__Information supplied__.
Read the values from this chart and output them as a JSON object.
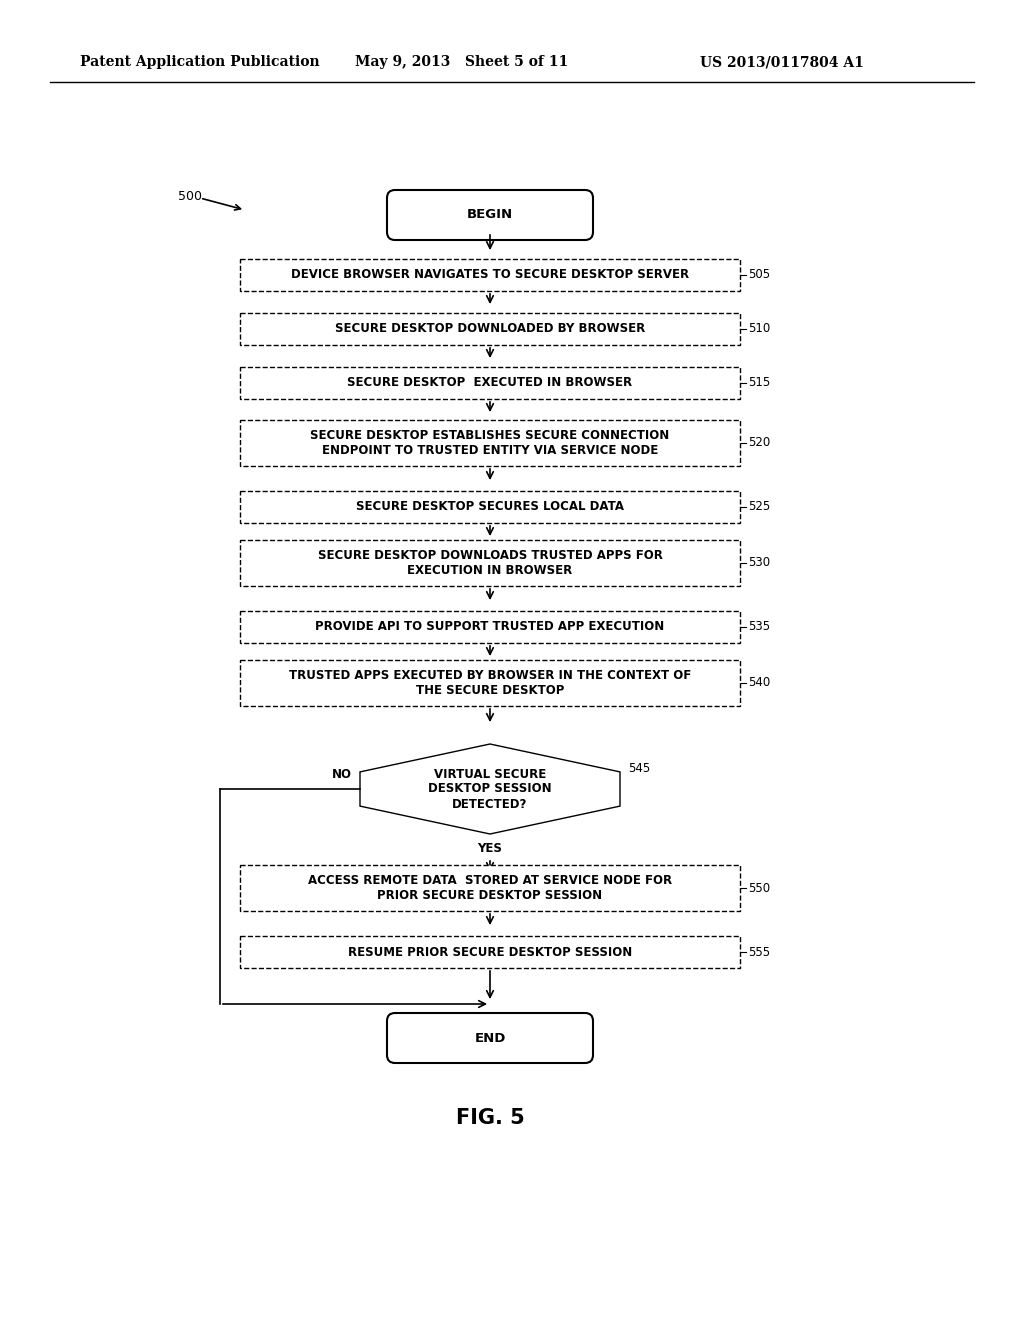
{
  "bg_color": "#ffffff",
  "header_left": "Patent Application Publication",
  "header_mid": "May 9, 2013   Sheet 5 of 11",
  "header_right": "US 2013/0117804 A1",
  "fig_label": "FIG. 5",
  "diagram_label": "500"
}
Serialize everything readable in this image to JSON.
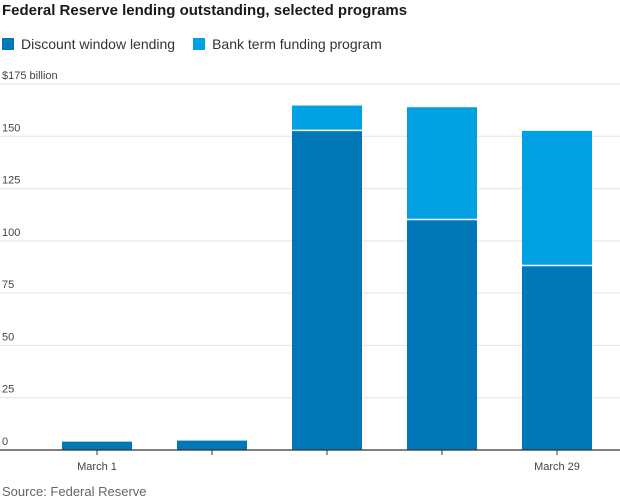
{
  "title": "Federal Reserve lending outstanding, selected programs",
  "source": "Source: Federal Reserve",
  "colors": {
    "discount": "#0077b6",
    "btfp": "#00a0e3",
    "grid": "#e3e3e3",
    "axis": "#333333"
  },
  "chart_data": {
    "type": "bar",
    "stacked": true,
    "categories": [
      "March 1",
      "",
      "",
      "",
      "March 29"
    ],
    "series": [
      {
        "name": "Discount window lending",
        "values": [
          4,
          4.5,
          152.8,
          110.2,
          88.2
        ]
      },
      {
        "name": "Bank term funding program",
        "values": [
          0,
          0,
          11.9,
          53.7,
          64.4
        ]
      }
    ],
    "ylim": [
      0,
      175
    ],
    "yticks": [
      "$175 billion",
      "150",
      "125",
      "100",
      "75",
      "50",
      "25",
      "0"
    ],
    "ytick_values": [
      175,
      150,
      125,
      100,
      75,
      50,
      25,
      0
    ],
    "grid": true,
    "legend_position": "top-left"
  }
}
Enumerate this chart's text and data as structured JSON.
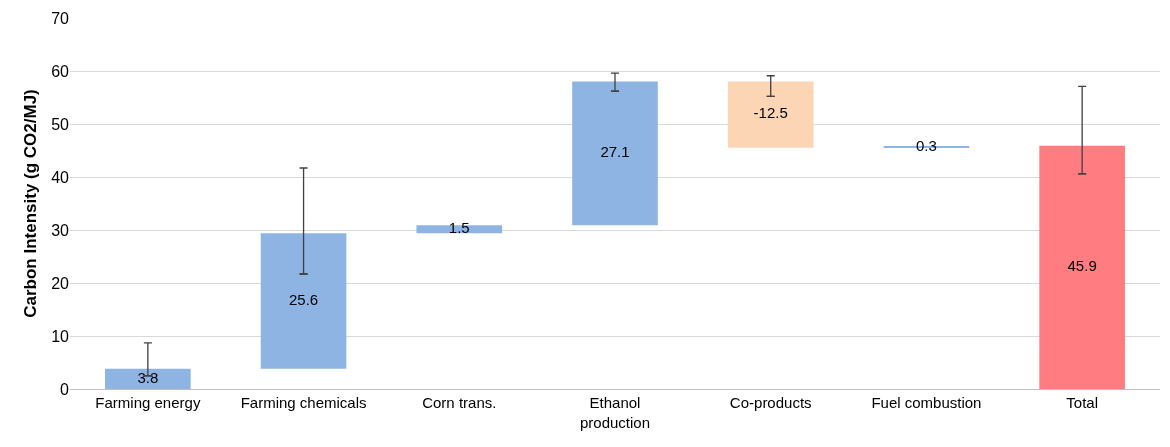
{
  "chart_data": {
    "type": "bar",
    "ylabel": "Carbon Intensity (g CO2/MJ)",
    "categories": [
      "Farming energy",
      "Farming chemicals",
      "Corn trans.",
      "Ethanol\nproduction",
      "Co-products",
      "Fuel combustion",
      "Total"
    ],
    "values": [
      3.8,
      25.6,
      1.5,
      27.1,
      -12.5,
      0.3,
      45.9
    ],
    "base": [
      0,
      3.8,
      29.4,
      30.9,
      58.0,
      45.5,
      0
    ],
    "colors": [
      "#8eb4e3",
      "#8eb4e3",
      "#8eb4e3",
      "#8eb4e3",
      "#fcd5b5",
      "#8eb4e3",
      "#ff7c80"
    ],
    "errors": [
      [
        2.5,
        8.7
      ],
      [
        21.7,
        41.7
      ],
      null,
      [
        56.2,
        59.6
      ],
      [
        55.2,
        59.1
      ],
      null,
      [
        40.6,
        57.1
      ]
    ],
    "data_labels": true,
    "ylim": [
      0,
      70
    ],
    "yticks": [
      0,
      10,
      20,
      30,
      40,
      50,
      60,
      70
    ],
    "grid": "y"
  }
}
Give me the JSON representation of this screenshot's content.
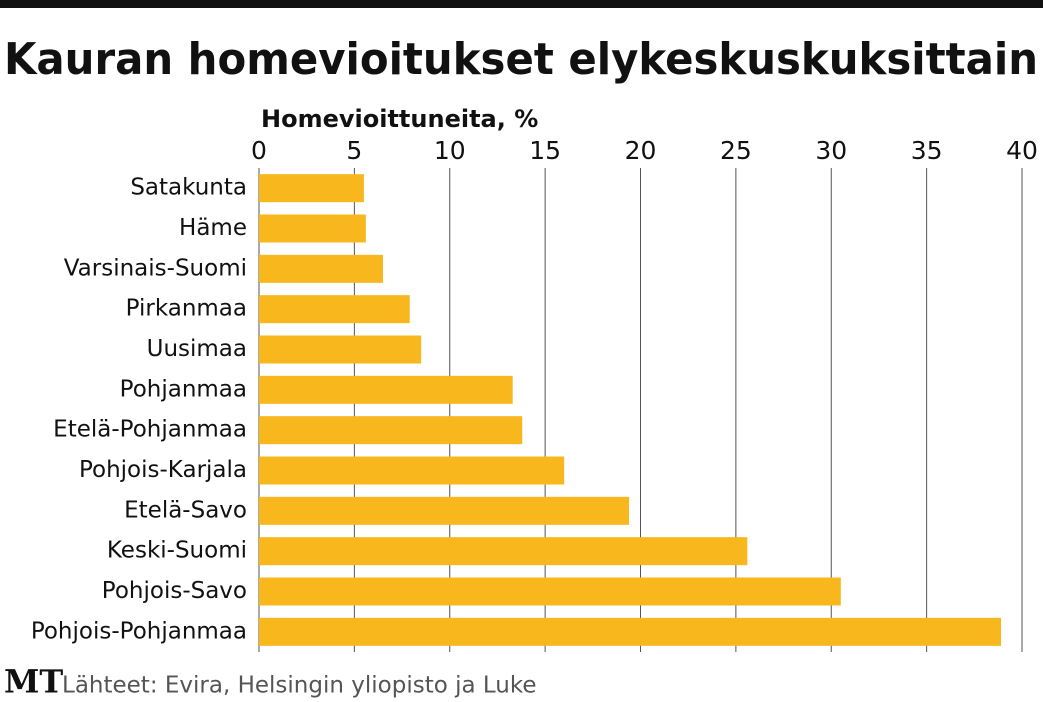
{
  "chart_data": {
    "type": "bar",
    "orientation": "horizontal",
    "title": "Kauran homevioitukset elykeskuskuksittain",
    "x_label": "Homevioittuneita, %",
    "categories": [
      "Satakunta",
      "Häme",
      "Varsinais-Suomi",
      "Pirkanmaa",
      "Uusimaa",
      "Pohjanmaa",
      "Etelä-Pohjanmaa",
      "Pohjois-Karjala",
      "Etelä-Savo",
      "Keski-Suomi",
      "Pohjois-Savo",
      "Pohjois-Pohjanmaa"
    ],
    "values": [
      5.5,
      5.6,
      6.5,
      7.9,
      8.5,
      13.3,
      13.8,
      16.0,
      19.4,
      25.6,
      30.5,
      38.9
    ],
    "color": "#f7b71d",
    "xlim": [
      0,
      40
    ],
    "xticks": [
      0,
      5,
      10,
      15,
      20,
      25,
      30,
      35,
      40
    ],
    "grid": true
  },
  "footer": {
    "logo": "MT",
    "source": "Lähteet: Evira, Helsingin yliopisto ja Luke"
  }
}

__Task to complete__.
Output the full set of records above without changing a word, and drop the images.

__Full solution__.
Read the values from this chart and output them as a JSON object.
{
  "bg_color": "#ffffff",
  "header_left": "Patent Application Publication",
  "header_mid": "May 9, 2013   Sheet 5 of 11",
  "header_right": "US 2013/0117804 A1",
  "fig_label": "FIG. 5",
  "diagram_label": "500"
}
Serialize everything readable in this image to JSON.
{
  "title": "Federal Reserve lending outstanding, selected programs",
  "source": "Source: Federal Reserve",
  "colors": {
    "discount": "#0077b6",
    "btfp": "#00a0e3",
    "grid": "#e3e3e3",
    "axis": "#333333"
  },
  "chart_data": {
    "type": "bar",
    "stacked": true,
    "categories": [
      "March 1",
      "",
      "",
      "",
      "March 29"
    ],
    "series": [
      {
        "name": "Discount window lending",
        "values": [
          4,
          4.5,
          152.8,
          110.2,
          88.2
        ]
      },
      {
        "name": "Bank term funding program",
        "values": [
          0,
          0,
          11.9,
          53.7,
          64.4
        ]
      }
    ],
    "ylim": [
      0,
      175
    ],
    "yticks": [
      "$175 billion",
      "150",
      "125",
      "100",
      "75",
      "50",
      "25",
      "0"
    ],
    "ytick_values": [
      175,
      150,
      125,
      100,
      75,
      50,
      25,
      0
    ],
    "grid": true,
    "legend_position": "top-left"
  }
}
Enumerate this chart's text and data as structured JSON.
{
  "chart_data": {
    "type": "bar",
    "ylabel": "Carbon Intensity (g CO2/MJ)",
    "categories": [
      "Farming energy",
      "Farming chemicals",
      "Corn trans.",
      "Ethanol\nproduction",
      "Co-products",
      "Fuel combustion",
      "Total"
    ],
    "values": [
      3.8,
      25.6,
      1.5,
      27.1,
      -12.5,
      0.3,
      45.9
    ],
    "base": [
      0,
      3.8,
      29.4,
      30.9,
      58.0,
      45.5,
      0
    ],
    "colors": [
      "#8eb4e3",
      "#8eb4e3",
      "#8eb4e3",
      "#8eb4e3",
      "#fcd5b5",
      "#8eb4e3",
      "#ff7c80"
    ],
    "errors": [
      [
        2.5,
        8.7
      ],
      [
        21.7,
        41.7
      ],
      null,
      [
        56.2,
        59.6
      ],
      [
        55.2,
        59.1
      ],
      null,
      [
        40.6,
        57.1
      ]
    ],
    "data_labels": true,
    "ylim": [
      0,
      70
    ],
    "yticks": [
      0,
      10,
      20,
      30,
      40,
      50,
      60,
      70
    ],
    "grid": "y"
  }
}
Give me the JSON representation of this screenshot's content.
{
  "chart_data": {
    "type": "bar",
    "orientation": "horizontal",
    "title": "Kauran homevioitukset elykeskuskuksittain",
    "x_label": "Homevioittuneita, %",
    "categories": [
      "Satakunta",
      "Häme",
      "Varsinais-Suomi",
      "Pirkanmaa",
      "Uusimaa",
      "Pohjanmaa",
      "Etelä-Pohjanmaa",
      "Pohjois-Karjala",
      "Etelä-Savo",
      "Keski-Suomi",
      "Pohjois-Savo",
      "Pohjois-Pohjanmaa"
    ],
    "values": [
      5.5,
      5.6,
      6.5,
      7.9,
      8.5,
      13.3,
      13.8,
      16.0,
      19.4,
      25.6,
      30.5,
      38.9
    ],
    "color": "#f7b71d",
    "xlim": [
      0,
      40
    ],
    "xticks": [
      0,
      5,
      10,
      15,
      20,
      25,
      30,
      35,
      40
    ],
    "grid": true
  },
  "footer": {
    "logo": "MT",
    "source": "Lähteet: Evira, Helsingin yliopisto ja Luke"
  }
}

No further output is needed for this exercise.